## BEGIN Data for this exercise

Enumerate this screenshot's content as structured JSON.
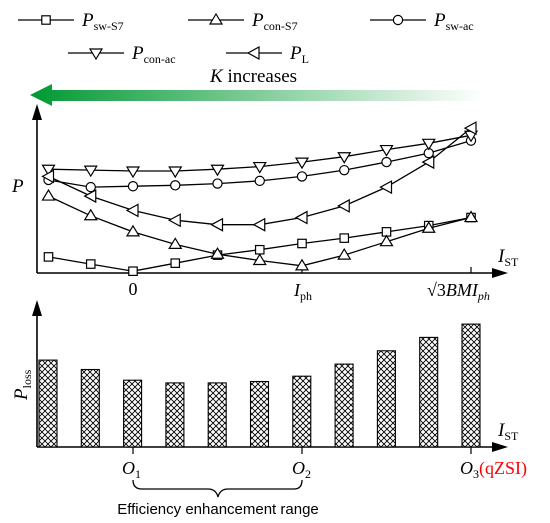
{
  "legend": {
    "items": [
      {
        "key": "sw_s7",
        "main": "P",
        "sub": "sw-S7",
        "marker": "square"
      },
      {
        "key": "con_s7",
        "main": "P",
        "sub": "con-S7",
        "marker": "triangle-up"
      },
      {
        "key": "sw_ac",
        "main": "P",
        "sub": "sw-ac",
        "marker": "circle"
      },
      {
        "key": "con_ac",
        "main": "P",
        "sub": "con-ac",
        "marker": "triangle-down"
      },
      {
        "key": "pl",
        "main": "P",
        "sub": "L",
        "marker": "triangle-left"
      }
    ]
  },
  "arrow": {
    "text_k": "K",
    "text_rest": " increases",
    "gradient_start": "#009933",
    "gradient_end": "#ffffff"
  },
  "top_chart": {
    "ylabel": "P",
    "xlabel_main": "I",
    "xlabel_sub": "ST",
    "ticks": {
      "zero": "0",
      "iph_main": "I",
      "iph_sub": "ph",
      "max_sqrt": "√3",
      "max_main": "BMI",
      "max_sub": "ph"
    }
  },
  "bottom_chart": {
    "ylabel_main": "P",
    "ylabel_sub": "loss",
    "xlabel_main": "I",
    "xlabel_sub": "ST",
    "ticks": {
      "o1_main": "O",
      "o1_sub": "1",
      "o2_main": "O",
      "o2_sub": "2",
      "o3_main": "O",
      "o3_sub": "3",
      "qzsi": "(qZSI)"
    },
    "brace_label": "Efficiency enhancement range"
  },
  "colors": {
    "accent": "#ff0000",
    "bar_fill": "#000000"
  },
  "chart_data": [
    {
      "type": "line",
      "x": [
        -8,
        -4,
        0,
        4,
        8,
        12,
        16,
        20,
        24,
        28,
        32
      ],
      "x_note_ticks": {
        "0": "0",
        "16": "Iph",
        "32": "√3BMIph"
      },
      "series": [
        {
          "name": "Psw-S7",
          "values": [
            1.8,
            1.0,
            0.2,
            1.1,
            2.0,
            2.6,
            3.3,
            3.9,
            4.6,
            5.3,
            6.2
          ]
        },
        {
          "name": "Pcon-S7",
          "values": [
            8.6,
            6.4,
            4.6,
            3.2,
            2.1,
            1.4,
            0.8,
            2.0,
            3.5,
            5.0,
            6.2
          ]
        },
        {
          "name": "Psw-ac",
          "values": [
            10.4,
            9.6,
            9.7,
            9.8,
            10.0,
            10.3,
            10.8,
            11.5,
            12.4,
            13.4,
            14.8
          ]
        },
        {
          "name": "Pcon-ac",
          "values": [
            11.6,
            11.5,
            11.4,
            11.4,
            11.6,
            11.9,
            12.4,
            13.0,
            13.8,
            14.5,
            15.4
          ]
        },
        {
          "name": "PL",
          "values": [
            10.8,
            8.6,
            7.0,
            5.9,
            5.4,
            5.4,
            6.2,
            7.5,
            9.6,
            12.4,
            16.2
          ]
        }
      ],
      "ylim": [
        0,
        18
      ]
    },
    {
      "type": "bar",
      "categories": [
        "",
        "",
        "O1",
        "",
        "",
        "",
        "O2",
        "",
        "",
        "",
        "O3"
      ],
      "values": [
        6.5,
        5.8,
        5.0,
        4.8,
        4.8,
        4.9,
        5.3,
        6.2,
        7.2,
        8.2,
        9.2
      ],
      "ylim": [
        0,
        11
      ]
    }
  ]
}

## END Data for this exercise

Given task> Quote every record above exactly, omitting any pictures they contain.

Task result>
Enumerate this screenshot's content as structured JSON.
{
  "legend": {
    "items": [
      {
        "key": "sw_s7",
        "main": "P",
        "sub": "sw-S7",
        "marker": "square"
      },
      {
        "key": "con_s7",
        "main": "P",
        "sub": "con-S7",
        "marker": "triangle-up"
      },
      {
        "key": "sw_ac",
        "main": "P",
        "sub": "sw-ac",
        "marker": "circle"
      },
      {
        "key": "con_ac",
        "main": "P",
        "sub": "con-ac",
        "marker": "triangle-down"
      },
      {
        "key": "pl",
        "main": "P",
        "sub": "L",
        "marker": "triangle-left"
      }
    ]
  },
  "arrow": {
    "text_k": "K",
    "text_rest": " increases",
    "gradient_start": "#009933",
    "gradient_end": "#ffffff"
  },
  "top_chart": {
    "ylabel": "P",
    "xlabel_main": "I",
    "xlabel_sub": "ST",
    "ticks": {
      "zero": "0",
      "iph_main": "I",
      "iph_sub": "ph",
      "max_sqrt": "√3",
      "max_main": "BMI",
      "max_sub": "ph"
    }
  },
  "bottom_chart": {
    "ylabel_main": "P",
    "ylabel_sub": "loss",
    "xlabel_main": "I",
    "xlabel_sub": "ST",
    "ticks": {
      "o1_main": "O",
      "o1_sub": "1",
      "o2_main": "O",
      "o2_sub": "2",
      "o3_main": "O",
      "o3_sub": "3",
      "qzsi": "(qZSI)"
    },
    "brace_label": "Efficiency enhancement range"
  },
  "colors": {
    "accent": "#ff0000",
    "bar_fill": "#000000"
  },
  "chart_data": [
    {
      "type": "line",
      "x": [
        -8,
        -4,
        0,
        4,
        8,
        12,
        16,
        20,
        24,
        28,
        32
      ],
      "x_note_ticks": {
        "0": "0",
        "16": "Iph",
        "32": "√3BMIph"
      },
      "series": [
        {
          "name": "Psw-S7",
          "values": [
            1.8,
            1.0,
            0.2,
            1.1,
            2.0,
            2.6,
            3.3,
            3.9,
            4.6,
            5.3,
            6.2
          ]
        },
        {
          "name": "Pcon-S7",
          "values": [
            8.6,
            6.4,
            4.6,
            3.2,
            2.1,
            1.4,
            0.8,
            2.0,
            3.5,
            5.0,
            6.2
          ]
        },
        {
          "name": "Psw-ac",
          "values": [
            10.4,
            9.6,
            9.7,
            9.8,
            10.0,
            10.3,
            10.8,
            11.5,
            12.4,
            13.4,
            14.8
          ]
        },
        {
          "name": "Pcon-ac",
          "values": [
            11.6,
            11.5,
            11.4,
            11.4,
            11.6,
            11.9,
            12.4,
            13.0,
            13.8,
            14.5,
            15.4
          ]
        },
        {
          "name": "PL",
          "values": [
            10.8,
            8.6,
            7.0,
            5.9,
            5.4,
            5.4,
            6.2,
            7.5,
            9.6,
            12.4,
            16.2
          ]
        }
      ],
      "ylim": [
        0,
        18
      ]
    },
    {
      "type": "bar",
      "categories": [
        "",
        "",
        "O1",
        "",
        "",
        "",
        "O2",
        "",
        "",
        "",
        "O3"
      ],
      "values": [
        6.5,
        5.8,
        5.0,
        4.8,
        4.8,
        4.9,
        5.3,
        6.2,
        7.2,
        8.2,
        9.2
      ],
      "ylim": [
        0,
        11
      ]
    }
  ]
}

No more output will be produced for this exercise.